— start of Stored rows —

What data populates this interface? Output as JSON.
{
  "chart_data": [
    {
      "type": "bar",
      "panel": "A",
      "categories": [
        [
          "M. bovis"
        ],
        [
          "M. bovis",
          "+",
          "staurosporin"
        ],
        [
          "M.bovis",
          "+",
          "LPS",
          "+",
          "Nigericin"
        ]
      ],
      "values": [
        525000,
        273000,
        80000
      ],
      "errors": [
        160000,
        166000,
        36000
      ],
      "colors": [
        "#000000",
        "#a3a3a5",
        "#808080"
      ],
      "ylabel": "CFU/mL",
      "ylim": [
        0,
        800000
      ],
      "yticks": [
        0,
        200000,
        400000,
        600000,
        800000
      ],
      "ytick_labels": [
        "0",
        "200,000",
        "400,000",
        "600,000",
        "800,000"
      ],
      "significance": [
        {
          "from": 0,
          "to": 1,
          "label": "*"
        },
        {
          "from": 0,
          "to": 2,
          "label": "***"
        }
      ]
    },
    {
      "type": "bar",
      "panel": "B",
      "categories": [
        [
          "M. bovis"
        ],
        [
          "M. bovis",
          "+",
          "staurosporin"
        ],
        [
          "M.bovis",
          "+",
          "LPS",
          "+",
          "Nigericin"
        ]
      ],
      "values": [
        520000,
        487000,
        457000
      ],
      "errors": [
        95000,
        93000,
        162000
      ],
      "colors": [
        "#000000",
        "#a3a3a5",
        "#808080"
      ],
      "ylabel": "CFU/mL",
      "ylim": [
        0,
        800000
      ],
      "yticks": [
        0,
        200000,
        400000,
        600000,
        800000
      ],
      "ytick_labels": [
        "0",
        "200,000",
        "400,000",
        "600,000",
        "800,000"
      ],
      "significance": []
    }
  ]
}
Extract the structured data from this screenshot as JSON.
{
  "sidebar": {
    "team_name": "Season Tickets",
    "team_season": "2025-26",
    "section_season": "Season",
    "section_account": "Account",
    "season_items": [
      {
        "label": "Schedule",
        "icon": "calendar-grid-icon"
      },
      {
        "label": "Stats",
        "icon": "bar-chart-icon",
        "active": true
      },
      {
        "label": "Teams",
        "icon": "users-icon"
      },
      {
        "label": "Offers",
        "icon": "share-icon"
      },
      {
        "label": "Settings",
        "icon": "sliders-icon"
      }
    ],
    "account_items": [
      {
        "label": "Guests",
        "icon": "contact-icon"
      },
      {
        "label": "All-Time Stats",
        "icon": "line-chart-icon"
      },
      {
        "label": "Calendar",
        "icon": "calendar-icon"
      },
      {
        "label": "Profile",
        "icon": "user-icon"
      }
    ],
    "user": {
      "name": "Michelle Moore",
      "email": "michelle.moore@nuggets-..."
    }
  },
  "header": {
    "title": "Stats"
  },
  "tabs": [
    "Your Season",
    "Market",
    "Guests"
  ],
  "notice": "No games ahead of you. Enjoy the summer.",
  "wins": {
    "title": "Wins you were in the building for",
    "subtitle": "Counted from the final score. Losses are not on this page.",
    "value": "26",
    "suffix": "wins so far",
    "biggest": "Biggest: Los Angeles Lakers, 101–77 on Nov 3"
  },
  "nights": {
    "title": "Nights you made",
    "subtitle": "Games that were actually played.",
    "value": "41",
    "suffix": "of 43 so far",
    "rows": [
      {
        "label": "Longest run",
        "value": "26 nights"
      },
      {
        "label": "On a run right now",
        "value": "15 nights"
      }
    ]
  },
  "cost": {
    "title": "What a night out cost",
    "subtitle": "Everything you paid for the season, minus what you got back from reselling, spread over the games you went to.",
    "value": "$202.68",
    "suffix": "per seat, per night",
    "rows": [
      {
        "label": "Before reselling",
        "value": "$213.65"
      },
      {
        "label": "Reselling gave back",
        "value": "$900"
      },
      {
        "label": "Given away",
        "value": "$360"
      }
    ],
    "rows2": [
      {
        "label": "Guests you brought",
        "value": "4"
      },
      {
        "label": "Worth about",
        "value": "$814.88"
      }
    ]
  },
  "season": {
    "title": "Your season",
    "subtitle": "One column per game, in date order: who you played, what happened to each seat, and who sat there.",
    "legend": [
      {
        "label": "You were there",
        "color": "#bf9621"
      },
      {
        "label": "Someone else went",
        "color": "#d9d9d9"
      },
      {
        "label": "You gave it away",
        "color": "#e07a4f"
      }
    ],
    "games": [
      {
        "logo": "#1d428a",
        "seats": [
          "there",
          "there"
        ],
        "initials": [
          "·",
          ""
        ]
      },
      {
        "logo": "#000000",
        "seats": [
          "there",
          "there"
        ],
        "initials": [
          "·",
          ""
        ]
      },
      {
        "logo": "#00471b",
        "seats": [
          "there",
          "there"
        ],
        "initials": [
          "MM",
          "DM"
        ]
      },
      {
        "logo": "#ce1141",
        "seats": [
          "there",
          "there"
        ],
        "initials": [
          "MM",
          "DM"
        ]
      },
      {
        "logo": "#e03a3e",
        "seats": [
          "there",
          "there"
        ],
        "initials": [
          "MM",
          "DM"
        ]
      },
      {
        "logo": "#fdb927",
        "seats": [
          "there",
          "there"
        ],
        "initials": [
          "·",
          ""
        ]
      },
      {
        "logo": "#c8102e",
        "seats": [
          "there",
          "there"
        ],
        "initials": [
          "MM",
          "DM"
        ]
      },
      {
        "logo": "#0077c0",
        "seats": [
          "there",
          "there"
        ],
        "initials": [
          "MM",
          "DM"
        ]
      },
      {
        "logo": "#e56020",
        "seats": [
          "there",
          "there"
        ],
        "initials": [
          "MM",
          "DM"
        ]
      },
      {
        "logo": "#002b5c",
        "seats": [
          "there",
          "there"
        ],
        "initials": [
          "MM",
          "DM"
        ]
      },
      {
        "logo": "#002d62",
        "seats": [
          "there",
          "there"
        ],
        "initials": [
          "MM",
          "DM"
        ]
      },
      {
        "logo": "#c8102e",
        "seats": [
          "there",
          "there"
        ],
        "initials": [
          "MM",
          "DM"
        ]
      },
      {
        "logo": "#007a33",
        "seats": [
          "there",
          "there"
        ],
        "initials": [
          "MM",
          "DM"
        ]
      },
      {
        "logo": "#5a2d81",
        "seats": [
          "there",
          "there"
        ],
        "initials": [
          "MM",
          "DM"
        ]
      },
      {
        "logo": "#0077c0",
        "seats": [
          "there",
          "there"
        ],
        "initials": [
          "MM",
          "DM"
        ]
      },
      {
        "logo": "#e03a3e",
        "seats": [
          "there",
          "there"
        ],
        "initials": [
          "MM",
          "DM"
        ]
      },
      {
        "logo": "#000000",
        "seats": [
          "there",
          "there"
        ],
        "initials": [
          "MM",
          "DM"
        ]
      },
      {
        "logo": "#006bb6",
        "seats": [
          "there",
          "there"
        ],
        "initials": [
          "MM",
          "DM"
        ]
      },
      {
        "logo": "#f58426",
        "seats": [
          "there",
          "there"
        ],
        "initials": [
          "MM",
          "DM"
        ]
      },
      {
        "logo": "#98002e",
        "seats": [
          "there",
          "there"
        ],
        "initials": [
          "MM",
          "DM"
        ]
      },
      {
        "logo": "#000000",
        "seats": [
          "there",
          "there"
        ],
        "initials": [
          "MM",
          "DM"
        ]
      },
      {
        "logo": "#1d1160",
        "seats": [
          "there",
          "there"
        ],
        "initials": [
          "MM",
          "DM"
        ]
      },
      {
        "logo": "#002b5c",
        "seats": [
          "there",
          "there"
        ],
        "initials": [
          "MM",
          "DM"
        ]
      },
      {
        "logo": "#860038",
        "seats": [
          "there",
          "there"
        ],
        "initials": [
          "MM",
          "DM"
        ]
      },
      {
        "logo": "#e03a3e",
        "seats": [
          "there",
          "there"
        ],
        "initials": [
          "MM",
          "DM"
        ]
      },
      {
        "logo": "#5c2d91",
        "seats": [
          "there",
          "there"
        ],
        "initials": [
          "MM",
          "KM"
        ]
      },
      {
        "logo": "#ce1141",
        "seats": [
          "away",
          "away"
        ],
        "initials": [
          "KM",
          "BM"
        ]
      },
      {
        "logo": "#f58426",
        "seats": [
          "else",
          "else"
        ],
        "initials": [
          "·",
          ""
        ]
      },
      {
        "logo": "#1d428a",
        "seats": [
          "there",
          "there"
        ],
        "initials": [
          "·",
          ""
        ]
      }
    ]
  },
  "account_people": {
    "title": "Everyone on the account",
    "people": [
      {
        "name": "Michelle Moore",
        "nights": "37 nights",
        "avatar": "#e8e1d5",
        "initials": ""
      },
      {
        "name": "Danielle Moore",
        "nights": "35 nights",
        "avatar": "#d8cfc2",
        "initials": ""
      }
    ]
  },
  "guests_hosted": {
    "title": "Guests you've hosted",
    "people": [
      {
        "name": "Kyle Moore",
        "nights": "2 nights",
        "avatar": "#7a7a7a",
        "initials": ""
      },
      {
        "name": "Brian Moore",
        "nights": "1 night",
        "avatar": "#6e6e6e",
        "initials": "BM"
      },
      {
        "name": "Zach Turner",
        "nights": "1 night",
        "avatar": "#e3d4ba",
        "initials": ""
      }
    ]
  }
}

— end of Stored rows —

Count the lines that hold the string "went" and state that number alone.

2